** START Records for the task **
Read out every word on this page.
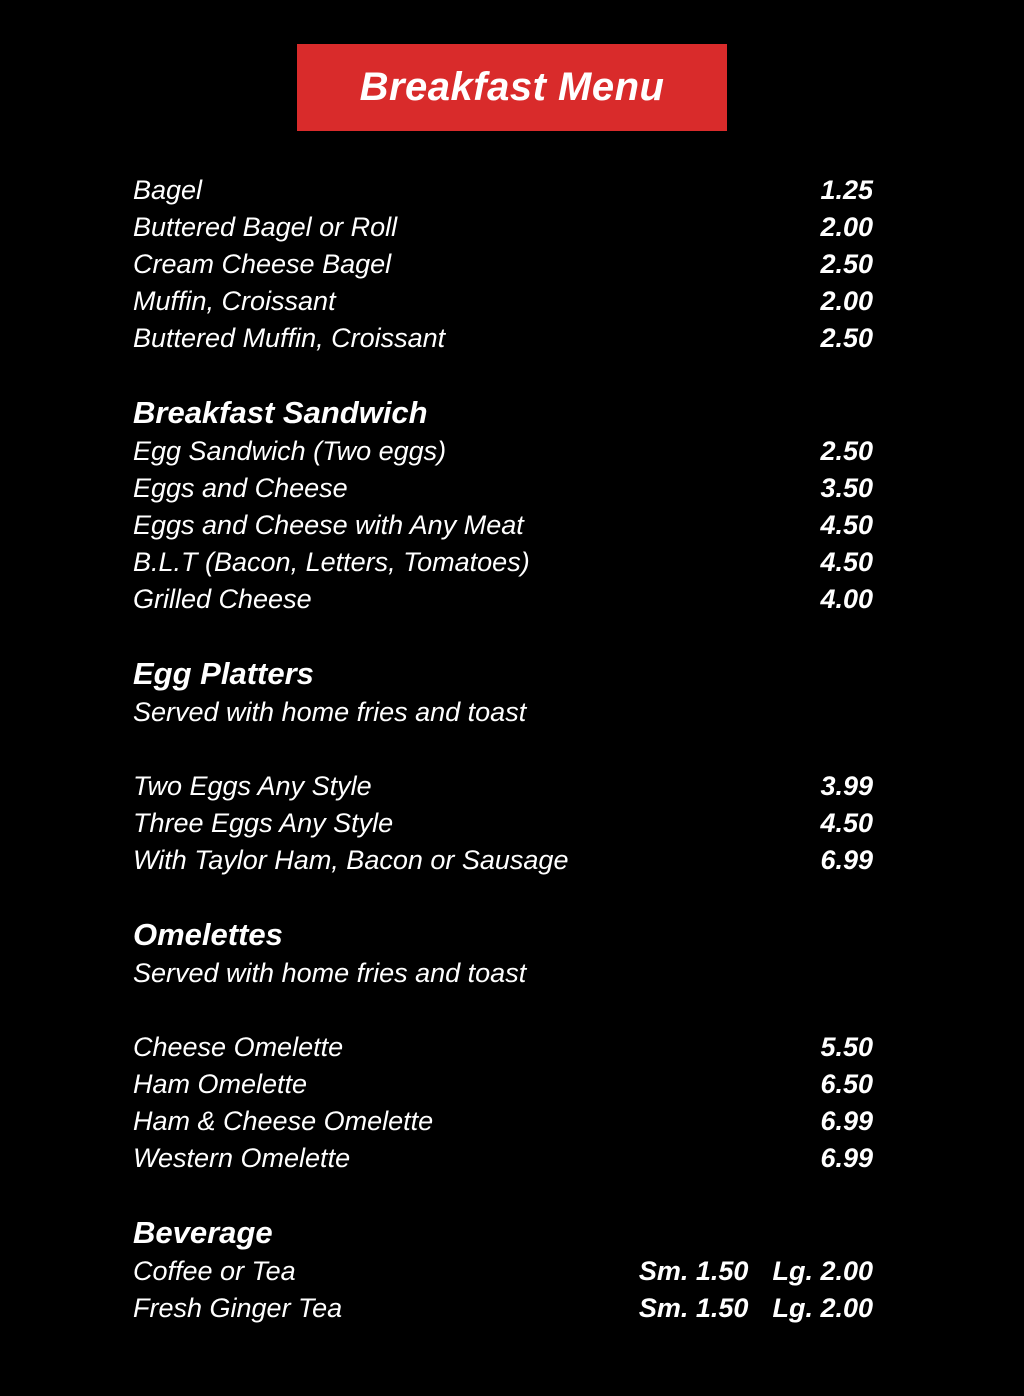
Breakfast Menu
Bagel	1.25
Buttered Bagel or Roll	2.00
Cream Cheese Bagel	2.50
Muffin, Croissant	2.00
Buttered Muffin, Croissant	2.50
Breakfast Sandwich
Egg Sandwich (Two eggs)	2.50
Eggs and Cheese	3.50
Eggs and Cheese with Any Meat	4.50
B.L.T (Bacon, Letters, Tomatoes)	4.50
Grilled Cheese	4.00
Egg Platters
Served with home fries and toast
Two Eggs Any Style	3.99
Three Eggs Any Style	4.50
With Taylor Ham, Bacon or Sausage	6.99
Omelettes
Served with home fries and toast
Cheese Omelette	5.50
Ham Omelette	6.50
Ham & Cheese Omelette	6.99
Western Omelette	6.99
Beverage
Coffee or Tea	Sm. 1.50 Lg. 2.00
Fresh Ginger Tea	Sm. 1.50 Lg. 2.00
** END Records for the task **
- What the task asks:
Repeat the listing above exactly, with no pictures.

- Correct result:
Read out every word on this page.
Breakfast Menu
Bagel	1.25
Buttered Bagel or Roll	2.00
Cream Cheese Bagel	2.50
Muffin, Croissant	2.00
Buttered Muffin, Croissant	2.50
Breakfast Sandwich
Egg Sandwich (Two eggs)	2.50
Eggs and Cheese	3.50
Eggs and Cheese with Any Meat	4.50
B.L.T (Bacon, Letters, Tomatoes)	4.50
Grilled Cheese	4.00
Egg Platters
Served with home fries and toast
Two Eggs Any Style	3.99
Three Eggs Any Style	4.50
With Taylor Ham, Bacon or Sausage	6.99
Omelettes
Served with home fries and toast
Cheese Omelette	5.50
Ham Omelette	6.50
Ham & Cheese Omelette	6.99
Western Omelette	6.99
Beverage
Coffee or Tea	Sm. 1.50 Lg. 2.00
Fresh Ginger Tea	Sm. 1.50 Lg. 2.00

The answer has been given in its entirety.